What the task asks. Reproduce the entries exactly.

Supplied data.

···

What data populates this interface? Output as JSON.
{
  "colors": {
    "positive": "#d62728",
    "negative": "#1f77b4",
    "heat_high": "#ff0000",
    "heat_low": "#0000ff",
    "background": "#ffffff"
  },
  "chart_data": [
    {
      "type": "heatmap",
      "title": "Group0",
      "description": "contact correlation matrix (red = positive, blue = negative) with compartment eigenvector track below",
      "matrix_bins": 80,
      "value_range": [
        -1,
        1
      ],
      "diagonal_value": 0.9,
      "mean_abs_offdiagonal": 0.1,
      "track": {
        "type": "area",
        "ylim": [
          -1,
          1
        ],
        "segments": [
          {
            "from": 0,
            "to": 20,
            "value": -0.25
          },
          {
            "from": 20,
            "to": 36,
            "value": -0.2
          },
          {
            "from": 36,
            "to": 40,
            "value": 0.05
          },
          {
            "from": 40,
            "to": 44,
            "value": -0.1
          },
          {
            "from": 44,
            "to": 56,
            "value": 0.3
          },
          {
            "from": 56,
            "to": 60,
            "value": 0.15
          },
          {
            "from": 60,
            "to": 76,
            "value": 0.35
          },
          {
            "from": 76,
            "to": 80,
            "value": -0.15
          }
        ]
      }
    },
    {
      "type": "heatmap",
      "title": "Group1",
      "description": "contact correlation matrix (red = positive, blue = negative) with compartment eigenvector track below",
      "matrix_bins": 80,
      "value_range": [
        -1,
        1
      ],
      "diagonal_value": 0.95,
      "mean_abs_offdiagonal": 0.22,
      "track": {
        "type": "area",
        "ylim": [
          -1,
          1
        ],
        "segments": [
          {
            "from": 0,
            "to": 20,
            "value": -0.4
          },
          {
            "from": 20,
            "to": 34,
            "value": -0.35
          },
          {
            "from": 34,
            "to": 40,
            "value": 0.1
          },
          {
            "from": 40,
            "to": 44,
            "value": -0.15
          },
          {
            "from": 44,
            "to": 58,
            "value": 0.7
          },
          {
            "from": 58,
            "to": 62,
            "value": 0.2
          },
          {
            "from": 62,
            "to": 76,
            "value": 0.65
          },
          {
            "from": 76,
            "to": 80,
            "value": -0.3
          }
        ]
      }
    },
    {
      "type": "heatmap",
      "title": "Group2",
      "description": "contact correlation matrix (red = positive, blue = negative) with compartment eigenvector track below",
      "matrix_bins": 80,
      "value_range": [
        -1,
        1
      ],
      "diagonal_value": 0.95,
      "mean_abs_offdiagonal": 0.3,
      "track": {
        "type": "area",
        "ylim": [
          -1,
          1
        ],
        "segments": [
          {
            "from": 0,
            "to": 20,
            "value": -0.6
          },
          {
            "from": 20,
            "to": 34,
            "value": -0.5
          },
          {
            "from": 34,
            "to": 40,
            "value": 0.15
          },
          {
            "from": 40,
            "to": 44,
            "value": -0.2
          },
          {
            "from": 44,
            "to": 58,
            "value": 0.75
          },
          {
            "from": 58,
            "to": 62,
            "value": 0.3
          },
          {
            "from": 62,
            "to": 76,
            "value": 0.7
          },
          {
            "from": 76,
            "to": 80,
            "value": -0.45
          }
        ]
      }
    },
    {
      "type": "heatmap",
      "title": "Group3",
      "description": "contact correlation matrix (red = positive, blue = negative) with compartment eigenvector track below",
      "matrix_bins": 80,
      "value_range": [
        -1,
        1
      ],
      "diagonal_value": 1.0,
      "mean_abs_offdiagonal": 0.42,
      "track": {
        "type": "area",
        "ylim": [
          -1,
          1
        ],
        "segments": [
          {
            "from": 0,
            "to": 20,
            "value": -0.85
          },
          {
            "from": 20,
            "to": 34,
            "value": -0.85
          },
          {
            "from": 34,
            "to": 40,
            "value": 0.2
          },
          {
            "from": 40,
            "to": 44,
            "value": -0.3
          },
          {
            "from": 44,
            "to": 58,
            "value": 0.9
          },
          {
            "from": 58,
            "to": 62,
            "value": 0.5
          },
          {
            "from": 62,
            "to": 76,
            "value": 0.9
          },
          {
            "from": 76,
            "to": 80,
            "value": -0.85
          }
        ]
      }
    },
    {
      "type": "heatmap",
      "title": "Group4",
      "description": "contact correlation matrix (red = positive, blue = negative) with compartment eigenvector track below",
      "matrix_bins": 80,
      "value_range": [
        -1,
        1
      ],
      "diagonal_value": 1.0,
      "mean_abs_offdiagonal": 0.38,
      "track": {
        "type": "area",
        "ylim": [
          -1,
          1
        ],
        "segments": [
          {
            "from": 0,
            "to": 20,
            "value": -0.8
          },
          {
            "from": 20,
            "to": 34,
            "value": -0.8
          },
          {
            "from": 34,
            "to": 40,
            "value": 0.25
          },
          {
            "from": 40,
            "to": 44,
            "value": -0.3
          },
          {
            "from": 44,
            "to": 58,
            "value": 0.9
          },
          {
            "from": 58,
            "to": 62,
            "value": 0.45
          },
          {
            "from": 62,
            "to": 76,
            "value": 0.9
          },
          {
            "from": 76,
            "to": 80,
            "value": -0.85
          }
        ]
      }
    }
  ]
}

···

Output of the exercise.
What data populates this interface? Output as JSON.
{
  "colors": {
    "positive": "#d62728",
    "negative": "#1f77b4",
    "heat_high": "#ff0000",
    "heat_low": "#0000ff",
    "background": "#ffffff"
  },
  "chart_data": [
    {
      "type": "heatmap",
      "title": "Group0",
      "description": "contact correlation matrix (red = positive, blue = negative) with compartment eigenvector track below",
      "matrix_bins": 80,
      "value_range": [
        -1,
        1
      ],
      "diagonal_value": 0.9,
      "mean_abs_offdiagonal": 0.1,
      "track": {
        "type": "area",
        "ylim": [
          -1,
          1
        ],
        "segments": [
          {
            "from": 0,
            "to": 20,
            "value": -0.25
          },
          {
            "from": 20,
            "to": 36,
            "value": -0.2
          },
          {
            "from": 36,
            "to": 40,
            "value": 0.05
          },
          {
            "from": 40,
            "to": 44,
            "value": -0.1
          },
          {
            "from": 44,
            "to": 56,
            "value": 0.3
          },
          {
            "from": 56,
            "to": 60,
            "value": 0.15
          },
          {
            "from": 60,
            "to": 76,
            "value": 0.35
          },
          {
            "from": 76,
            "to": 80,
            "value": -0.15
          }
        ]
      }
    },
    {
      "type": "heatmap",
      "title": "Group1",
      "description": "contact correlation matrix (red = positive, blue = negative) with compartment eigenvector track below",
      "matrix_bins": 80,
      "value_range": [
        -1,
        1
      ],
      "diagonal_value": 0.95,
      "mean_abs_offdiagonal": 0.22,
      "track": {
        "type": "area",
        "ylim": [
          -1,
          1
        ],
        "segments": [
          {
            "from": 0,
            "to": 20,
            "value": -0.4
          },
          {
            "from": 20,
            "to": 34,
            "value": -0.35
          },
          {
            "from": 34,
            "to": 40,
            "value": 0.1
          },
          {
            "from": 40,
            "to": 44,
            "value": -0.15
          },
          {
            "from": 44,
            "to": 58,
            "value": 0.7
          },
          {
            "from": 58,
            "to": 62,
            "value": 0.2
          },
          {
            "from": 62,
            "to": 76,
            "value": 0.65
          },
          {
            "from": 76,
            "to": 80,
            "value": -0.3
          }
        ]
      }
    },
    {
      "type": "heatmap",
      "title": "Group2",
      "description": "contact correlation matrix (red = positive, blue = negative) with compartment eigenvector track below",
      "matrix_bins": 80,
      "value_range": [
        -1,
        1
      ],
      "diagonal_value": 0.95,
      "mean_abs_offdiagonal": 0.3,
      "track": {
        "type": "area",
        "ylim": [
          -1,
          1
        ],
        "segments": [
          {
            "from": 0,
            "to": 20,
            "value": -0.6
          },
          {
            "from": 20,
            "to": 34,
            "value": -0.5
          },
          {
            "from": 34,
            "to": 40,
            "value": 0.15
          },
          {
            "from": 40,
            "to": 44,
            "value": -0.2
          },
          {
            "from": 44,
            "to": 58,
            "value": 0.75
          },
          {
            "from": 58,
            "to": 62,
            "value": 0.3
          },
          {
            "from": 62,
            "to": 76,
            "value": 0.7
          },
          {
            "from": 76,
            "to": 80,
            "value": -0.45
          }
        ]
      }
    },
    {
      "type": "heatmap",
      "title": "Group3",
      "description": "contact correlation matrix (red = positive, blue = negative) with compartment eigenvector track below",
      "matrix_bins": 80,
      "value_range": [
        -1,
        1
      ],
      "diagonal_value": 1.0,
      "mean_abs_offdiagonal": 0.42,
      "track": {
        "type": "area",
        "ylim": [
          -1,
          1
        ],
        "segments": [
          {
            "from": 0,
            "to": 20,
            "value": -0.85
          },
          {
            "from": 20,
            "to": 34,
            "value": -0.85
          },
          {
            "from": 34,
            "to": 40,
            "value": 0.2
          },
          {
            "from": 40,
            "to": 44,
            "value": -0.3
          },
          {
            "from": 44,
            "to": 58,
            "value": 0.9
          },
          {
            "from": 58,
            "to": 62,
            "value": 0.5
          },
          {
            "from": 62,
            "to": 76,
            "value": 0.9
          },
          {
            "from": 76,
            "to": 80,
            "value": -0.85
          }
        ]
      }
    },
    {
      "type": "heatmap",
      "title": "Group4",
      "description": "contact correlation matrix (red = positive, blue = negative) with compartment eigenvector track below",
      "matrix_bins": 80,
      "value_range": [
        -1,
        1
      ],
      "diagonal_value": 1.0,
      "mean_abs_offdiagonal": 0.38,
      "track": {
        "type": "area",
        "ylim": [
          -1,
          1
        ],
        "segments": [
          {
            "from": 0,
            "to": 20,
            "value": -0.8
          },
          {
            "from": 20,
            "to": 34,
            "value": -0.8
          },
          {
            "from": 34,
            "to": 40,
            "value": 0.25
          },
          {
            "from": 40,
            "to": 44,
            "value": -0.3
          },
          {
            "from": 44,
            "to": 58,
            "value": 0.9
          },
          {
            "from": 58,
            "to": 62,
            "value": 0.45
          },
          {
            "from": 62,
            "to": 76,
            "value": 0.9
          },
          {
            "from": 76,
            "to": 80,
            "value": -0.85
          }
        ]
      }
    }
  ]
}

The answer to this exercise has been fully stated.